======== Supplied data

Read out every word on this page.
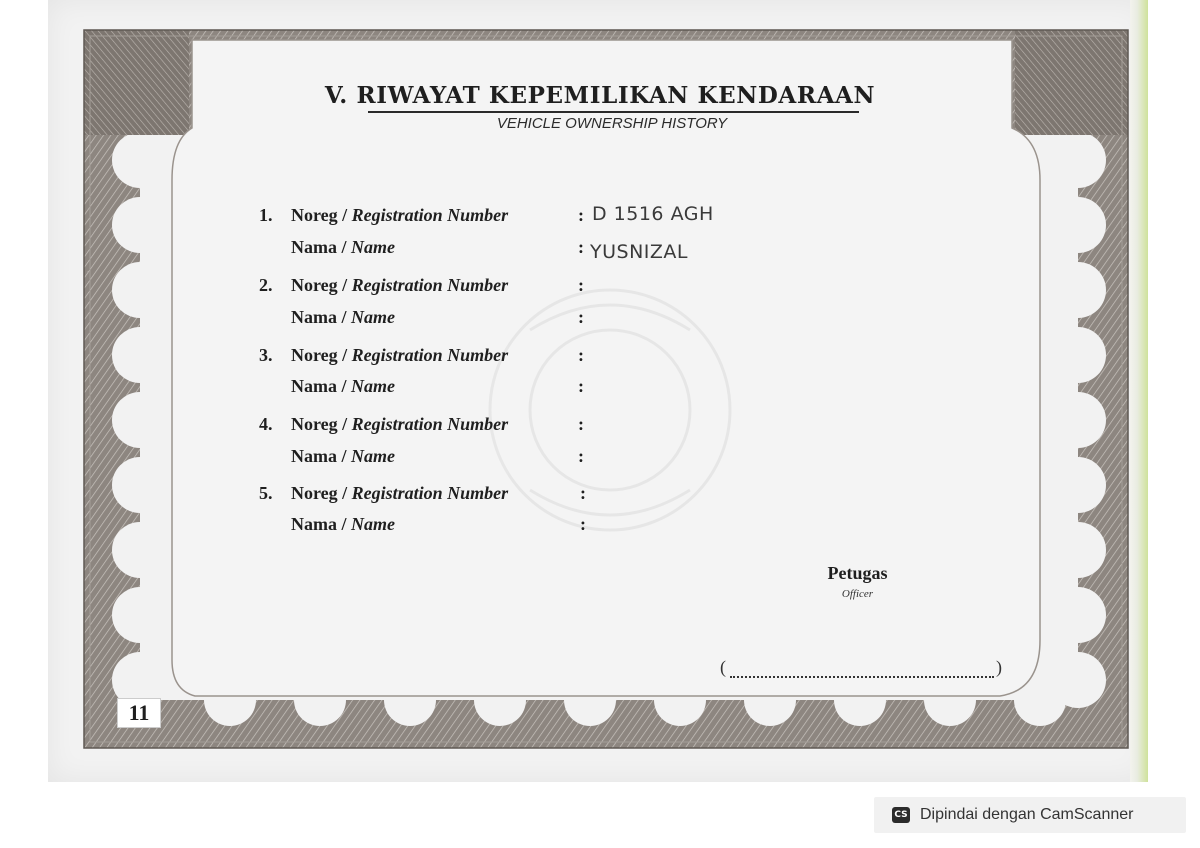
V. RIWAYAT KEPEMILIKAN KENDARAAN
VEHICLE OWNERSHIP HISTORY
1. Noreg / Registration Number	: D 1516 AGH
Nama / Name	: YUSNIZAL
2. Noreg / Registration Number	:
Nama / Name	:
3. Noreg / Registration Number	:
Nama / Name	:
4. Noreg / Registration Number	:
Nama / Name	:
5. Noreg / Registration Number	:
Nama / Name	:
Petugas
Officer
(	)
11
CS Dipindai dengan CamScanner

================

# Short task
Repeat every record precisely. Any picture among them stays out of the copy.

# Exercise result
Read out every word on this page.
V. RIWAYAT KEPEMILIKAN KENDARAAN
VEHICLE OWNERSHIP HISTORY
1. Noreg / Registration Number	: D 1516 AGH
Nama / Name	: YUSNIZAL
2. Noreg / Registration Number	:
Nama / Name	:
3. Noreg / Registration Number	:
Nama / Name	:
4. Noreg / Registration Number	:
Nama / Name	:
5. Noreg / Registration Number	:
Nama / Name	:
Petugas
Officer
(	)
11
CS Dipindai dengan CamScanner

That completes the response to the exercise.